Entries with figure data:
□ □ □ □ □

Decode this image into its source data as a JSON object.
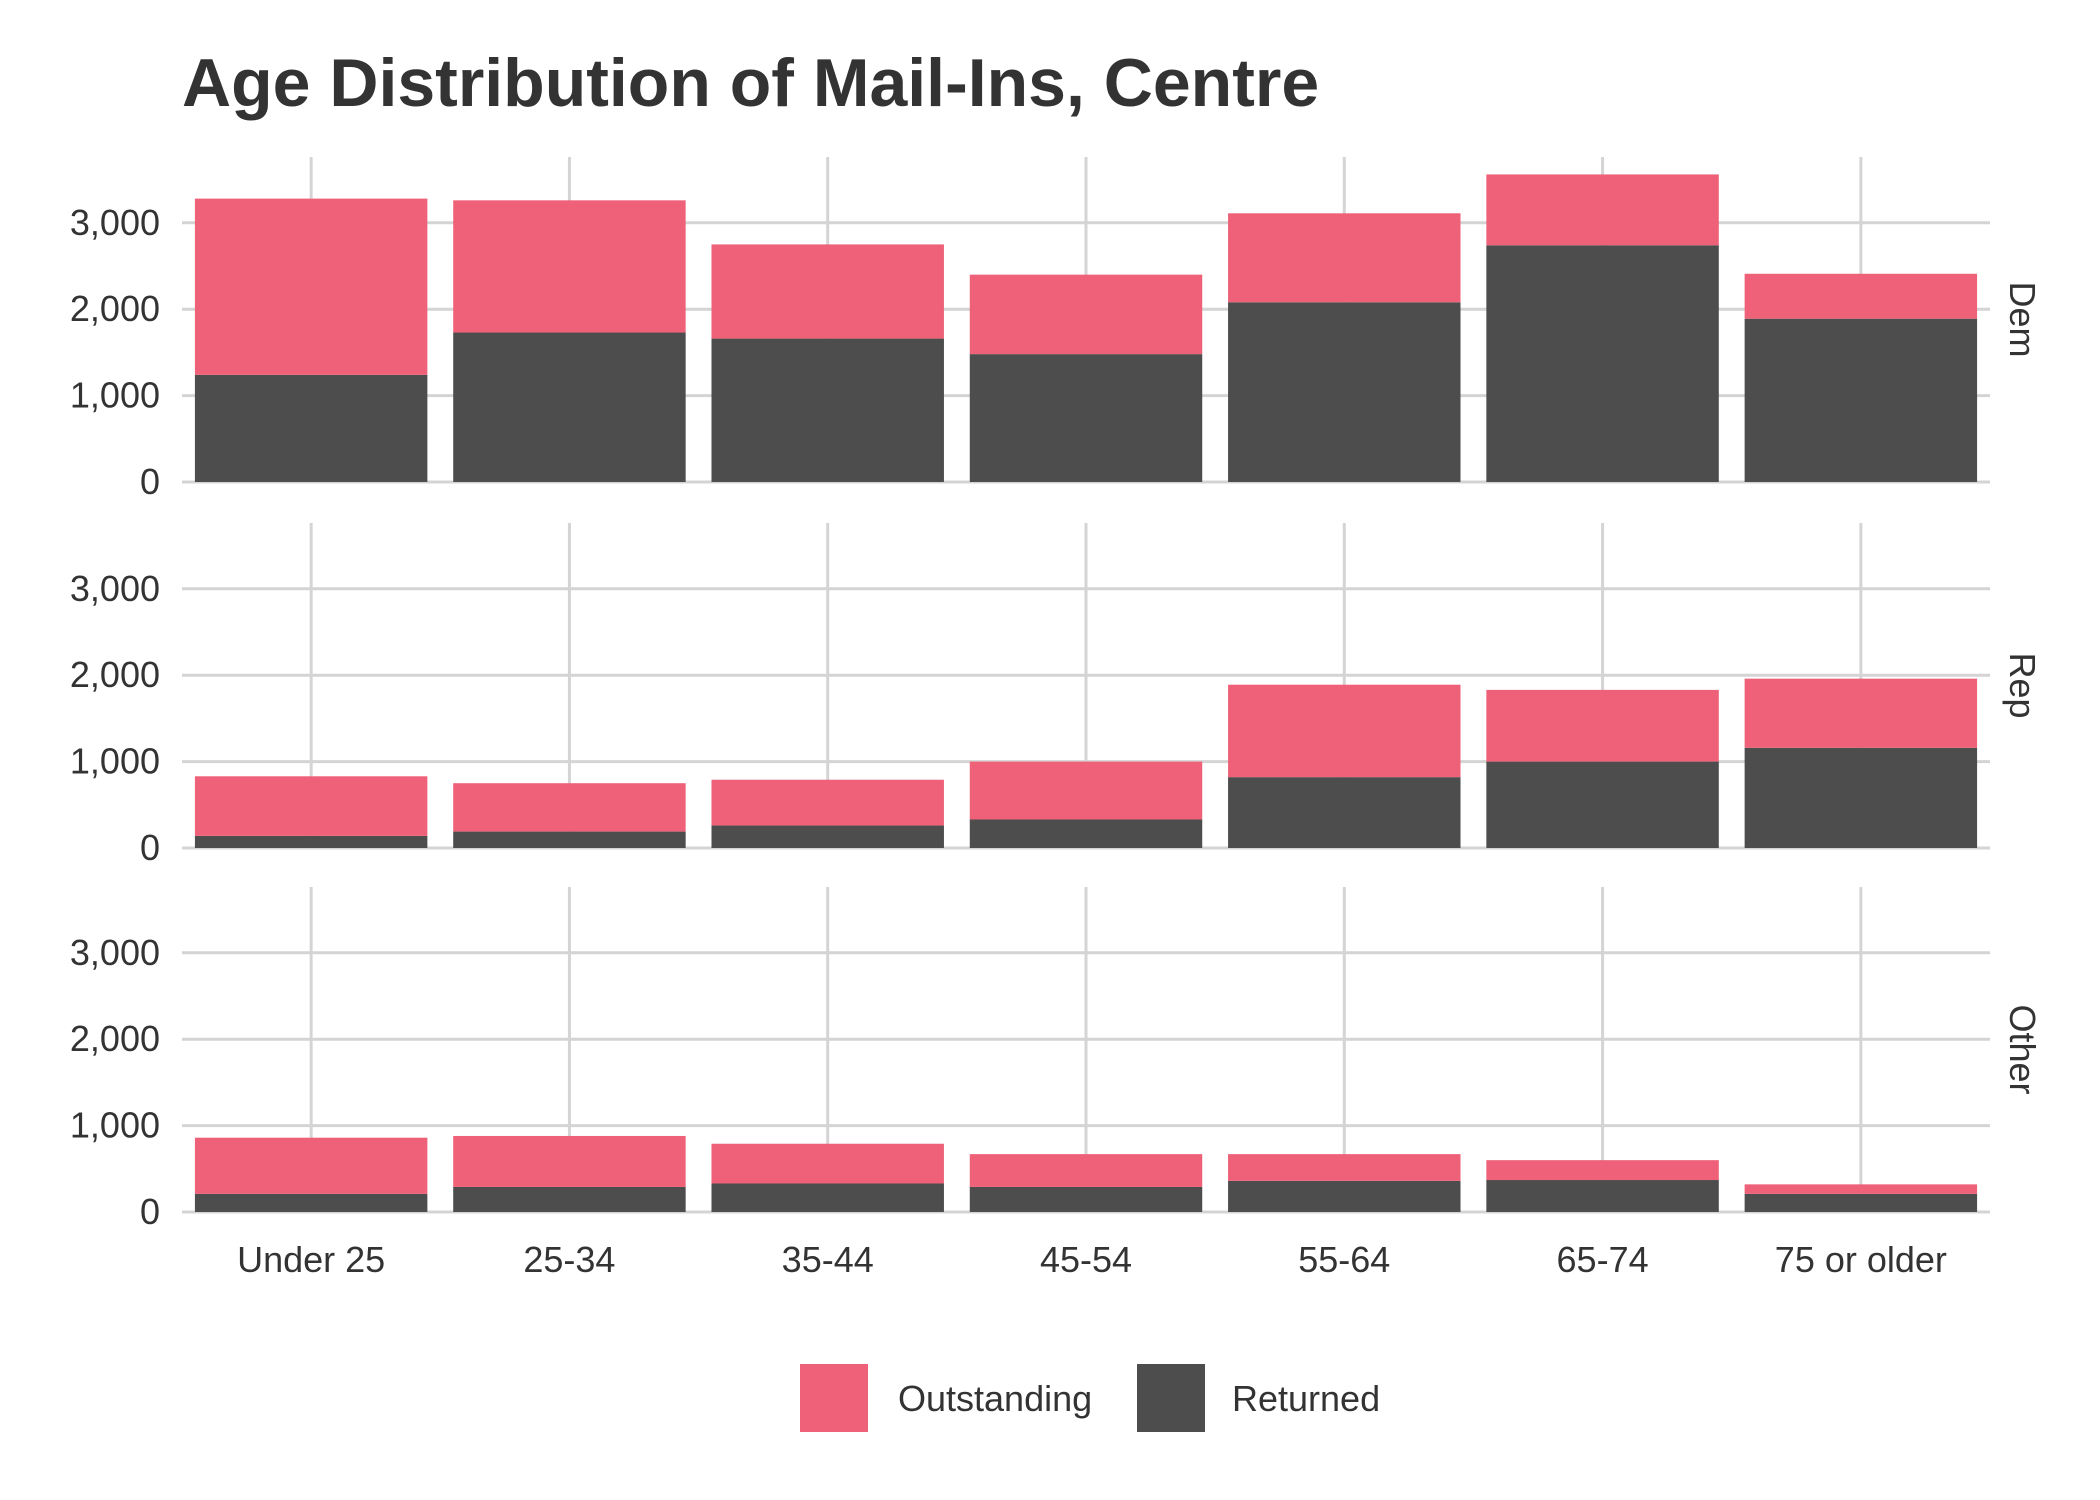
{
  "chart_data": {
    "type": "bar",
    "stacked": true,
    "title": "Age Distribution of Mail-Ins, Centre",
    "xlabel": "",
    "ylabel": "",
    "categories": [
      "Under 25",
      "25-34",
      "35-44",
      "45-54",
      "55-64",
      "65-74",
      "75 or older"
    ],
    "ylim": [
      0,
      3700
    ],
    "yticks": [
      0,
      1000,
      2000,
      3000
    ],
    "ytick_labels": [
      "0",
      "1,000",
      "2,000",
      "3,000"
    ],
    "grid": true,
    "legend_position": "bottom",
    "colors": {
      "Outstanding": "#ee6178",
      "Returned": "#4d4d4d"
    },
    "facets": [
      {
        "name": "Dem",
        "series": [
          {
            "name": "Returned",
            "values": [
              1240,
              1730,
              1660,
              1480,
              2080,
              2740,
              1890
            ]
          },
          {
            "name": "Outstanding",
            "values": [
              2040,
              1530,
              1090,
              920,
              1030,
              820,
              520
            ]
          }
        ]
      },
      {
        "name": "Rep",
        "series": [
          {
            "name": "Returned",
            "values": [
              140,
              190,
              260,
              330,
              820,
              1000,
              1160
            ]
          },
          {
            "name": "Outstanding",
            "values": [
              690,
              560,
              530,
              670,
              1070,
              830,
              800
            ]
          }
        ]
      },
      {
        "name": "Other",
        "series": [
          {
            "name": "Returned",
            "values": [
              210,
              290,
              330,
              290,
              360,
              370,
              210
            ]
          },
          {
            "name": "Outstanding",
            "values": [
              650,
              590,
              460,
              380,
              310,
              230,
              110
            ]
          }
        ]
      }
    ],
    "legend": [
      "Outstanding",
      "Returned"
    ]
  }
}
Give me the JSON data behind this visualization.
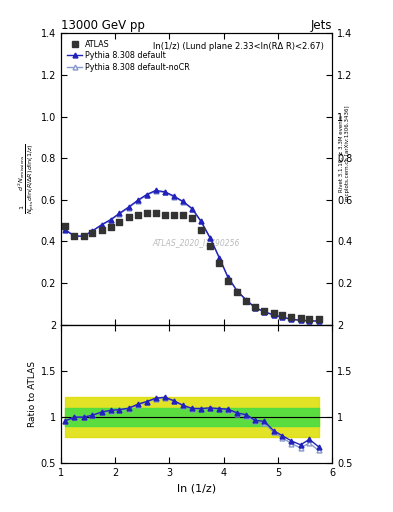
{
  "title": "13000 GeV pp",
  "title_right": "Jets",
  "annotation": "ln(1/z) (Lund plane 2.33<ln(RΔ R)<2.67)",
  "watermark": "ATLAS_2020_I1790256",
  "xlabel": "ln (1/z)",
  "ylabel_ratio": "Ratio to ATLAS",
  "right_label": "Rivet 3.1.10, ≥ 3.3M events",
  "right_label2": "mcplots.cern.ch [arXiv:1306.3436]",
  "ylim_main": [
    0.0,
    1.4
  ],
  "ylim_ratio": [
    0.5,
    2.0
  ],
  "xlim": [
    1.0,
    6.0
  ],
  "atlas_x": [
    1.08,
    1.25,
    1.42,
    1.58,
    1.75,
    1.92,
    2.08,
    2.25,
    2.42,
    2.58,
    2.75,
    2.92,
    3.08,
    3.25,
    3.42,
    3.58,
    3.75,
    3.92,
    4.08,
    4.25,
    4.42,
    4.58,
    4.75,
    4.92,
    5.08,
    5.25,
    5.42,
    5.58,
    5.75
  ],
  "atlas_y": [
    0.475,
    0.425,
    0.425,
    0.44,
    0.455,
    0.47,
    0.495,
    0.515,
    0.525,
    0.535,
    0.535,
    0.525,
    0.525,
    0.525,
    0.51,
    0.455,
    0.38,
    0.295,
    0.21,
    0.155,
    0.115,
    0.085,
    0.065,
    0.055,
    0.045,
    0.035,
    0.03,
    0.025,
    0.025
  ],
  "pythia_default_x": [
    1.08,
    1.25,
    1.42,
    1.58,
    1.75,
    1.92,
    2.08,
    2.25,
    2.42,
    2.58,
    2.75,
    2.92,
    3.08,
    3.25,
    3.42,
    3.58,
    3.75,
    3.92,
    4.08,
    4.25,
    4.42,
    4.58,
    4.75,
    4.92,
    5.08,
    5.25,
    5.42,
    5.58,
    5.75
  ],
  "pythia_default_y": [
    0.455,
    0.425,
    0.425,
    0.45,
    0.48,
    0.505,
    0.535,
    0.565,
    0.598,
    0.625,
    0.645,
    0.638,
    0.618,
    0.592,
    0.558,
    0.498,
    0.418,
    0.322,
    0.228,
    0.162,
    0.118,
    0.082,
    0.062,
    0.047,
    0.036,
    0.026,
    0.021,
    0.019,
    0.017
  ],
  "pythia_nocr_x": [
    1.08,
    1.25,
    1.42,
    1.58,
    1.75,
    1.92,
    2.08,
    2.25,
    2.42,
    2.58,
    2.75,
    2.92,
    3.08,
    3.25,
    3.42,
    3.58,
    3.75,
    3.92,
    4.08,
    4.25,
    4.42,
    4.58,
    4.75,
    4.92,
    5.08,
    5.25,
    5.42,
    5.58,
    5.75
  ],
  "pythia_nocr_y": [
    0.458,
    0.425,
    0.425,
    0.45,
    0.478,
    0.503,
    0.532,
    0.562,
    0.595,
    0.622,
    0.642,
    0.635,
    0.615,
    0.59,
    0.555,
    0.496,
    0.416,
    0.32,
    0.226,
    0.16,
    0.116,
    0.081,
    0.061,
    0.046,
    0.035,
    0.025,
    0.02,
    0.018,
    0.016
  ],
  "ratio_default_y": [
    0.96,
    1.0,
    1.0,
    1.02,
    1.055,
    1.074,
    1.08,
    1.097,
    1.14,
    1.168,
    1.205,
    1.215,
    1.178,
    1.128,
    1.094,
    1.093,
    1.1,
    1.092,
    1.086,
    1.045,
    1.026,
    0.965,
    0.954,
    0.855,
    0.8,
    0.743,
    0.7,
    0.76,
    0.68
  ],
  "ratio_nocr_y": [
    0.963,
    1.0,
    1.0,
    1.023,
    1.052,
    1.07,
    1.075,
    1.093,
    1.133,
    1.163,
    1.2,
    1.21,
    1.173,
    1.124,
    1.088,
    1.088,
    1.094,
    1.085,
    1.077,
    1.032,
    1.009,
    0.953,
    0.938,
    0.836,
    0.778,
    0.714,
    0.667,
    0.72,
    0.64
  ],
  "band_yellow_lo": [
    0.78,
    0.78,
    0.78,
    0.78,
    0.78,
    0.78,
    0.78,
    0.78,
    0.78,
    0.78,
    0.78,
    0.78,
    0.78,
    0.78,
    0.78,
    0.78,
    0.78,
    0.78,
    0.78,
    0.78,
    0.78,
    0.78,
    0.78,
    0.78,
    0.78,
    0.78,
    0.78,
    0.78,
    0.78
  ],
  "band_yellow_hi": [
    1.22,
    1.22,
    1.22,
    1.22,
    1.22,
    1.22,
    1.22,
    1.22,
    1.22,
    1.22,
    1.22,
    1.22,
    1.22,
    1.22,
    1.22,
    1.22,
    1.22,
    1.22,
    1.22,
    1.22,
    1.22,
    1.22,
    1.22,
    1.22,
    1.22,
    1.22,
    1.22,
    1.22,
    1.22
  ],
  "band_green_lo": [
    0.9,
    0.9,
    0.9,
    0.9,
    0.9,
    0.9,
    0.9,
    0.9,
    0.9,
    0.9,
    0.9,
    0.9,
    0.9,
    0.9,
    0.9,
    0.9,
    0.9,
    0.9,
    0.9,
    0.9,
    0.9,
    0.9,
    0.9,
    0.9,
    0.9,
    0.9,
    0.9,
    0.9,
    0.9
  ],
  "band_green_hi": [
    1.1,
    1.1,
    1.1,
    1.1,
    1.1,
    1.1,
    1.1,
    1.1,
    1.1,
    1.1,
    1.1,
    1.1,
    1.1,
    1.1,
    1.1,
    1.1,
    1.1,
    1.1,
    1.1,
    1.1,
    1.1,
    1.1,
    1.1,
    1.1,
    1.1,
    1.1,
    1.1,
    1.1,
    1.1
  ],
  "color_atlas": "#333333",
  "color_default": "#2222bb",
  "color_nocr": "#8899cc",
  "color_green": "#44dd44",
  "color_yellow": "#dddd00",
  "yticks_main": [
    0.2,
    0.4,
    0.6,
    0.8,
    1.0,
    1.2,
    1.4
  ],
  "yticks_ratio": [
    0.5,
    1.0,
    1.5,
    2.0
  ]
}
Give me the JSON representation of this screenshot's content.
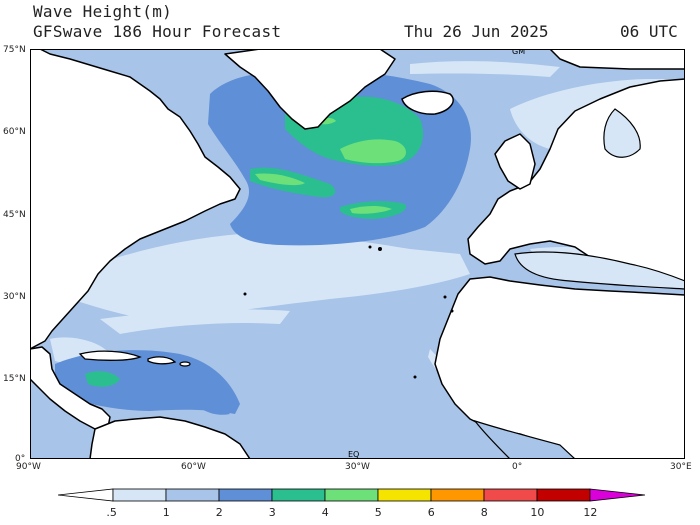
{
  "header": {
    "line1": "Wave Height(m)",
    "line2": "GFSwave 186 Hour Forecast",
    "date": "Thu 26 Jun 2025",
    "time": "06 UTC"
  },
  "axes": {
    "lat_labels": [
      "75°N",
      "60°N",
      "45°N",
      "30°N",
      "15°N",
      "0°"
    ],
    "lon_labels": [
      "90°W",
      "60°W",
      "30°W",
      "0°",
      "30°E"
    ]
  },
  "map_marks": {
    "gm": "GM",
    "eq": "EQ"
  },
  "legend": {
    "labels": [
      ".5",
      "1",
      "2",
      "3",
      "4",
      "5",
      "6",
      "8",
      "10",
      "12"
    ],
    "colors": [
      "#ffffff",
      "#d6e6f6",
      "#a8c4e8",
      "#5f8fd6",
      "#2bbf8f",
      "#6ee07a",
      "#f5e400",
      "#ff9800",
      "#f04a4a",
      "#c30000",
      "#d900d9"
    ]
  },
  "colors": {
    "ocean_base": "#a8c4e8",
    "calm": "#d6e6f6",
    "moderate": "#5f8fd6",
    "rough": "#2bbf8f",
    "very_rough": "#6ee07a",
    "land": "#ffffff",
    "coast": "#000000"
  }
}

□ □ □ □ □

__Request__
Exactly reproduce the lines beginning at the one that contains "Give me the JSON representation" and ending at the final line of the material, with the pictures left out.

__Final result__
Give me the JSON representation of this screenshot's content.
{
  "header": {
    "line1": "Wave Height(m)",
    "line2": "GFSwave 186 Hour Forecast",
    "date": "Thu 26 Jun 2025",
    "time": "06 UTC"
  },
  "axes": {
    "lat_labels": [
      "75°N",
      "60°N",
      "45°N",
      "30°N",
      "15°N",
      "0°"
    ],
    "lon_labels": [
      "90°W",
      "60°W",
      "30°W",
      "0°",
      "30°E"
    ]
  },
  "map_marks": {
    "gm": "GM",
    "eq": "EQ"
  },
  "legend": {
    "labels": [
      ".5",
      "1",
      "2",
      "3",
      "4",
      "5",
      "6",
      "8",
      "10",
      "12"
    ],
    "colors": [
      "#ffffff",
      "#d6e6f6",
      "#a8c4e8",
      "#5f8fd6",
      "#2bbf8f",
      "#6ee07a",
      "#f5e400",
      "#ff9800",
      "#f04a4a",
      "#c30000",
      "#d900d9"
    ]
  },
  "colors": {
    "ocean_base": "#a8c4e8",
    "calm": "#d6e6f6",
    "moderate": "#5f8fd6",
    "rough": "#2bbf8f",
    "very_rough": "#6ee07a",
    "land": "#ffffff",
    "coast": "#000000"
  }
}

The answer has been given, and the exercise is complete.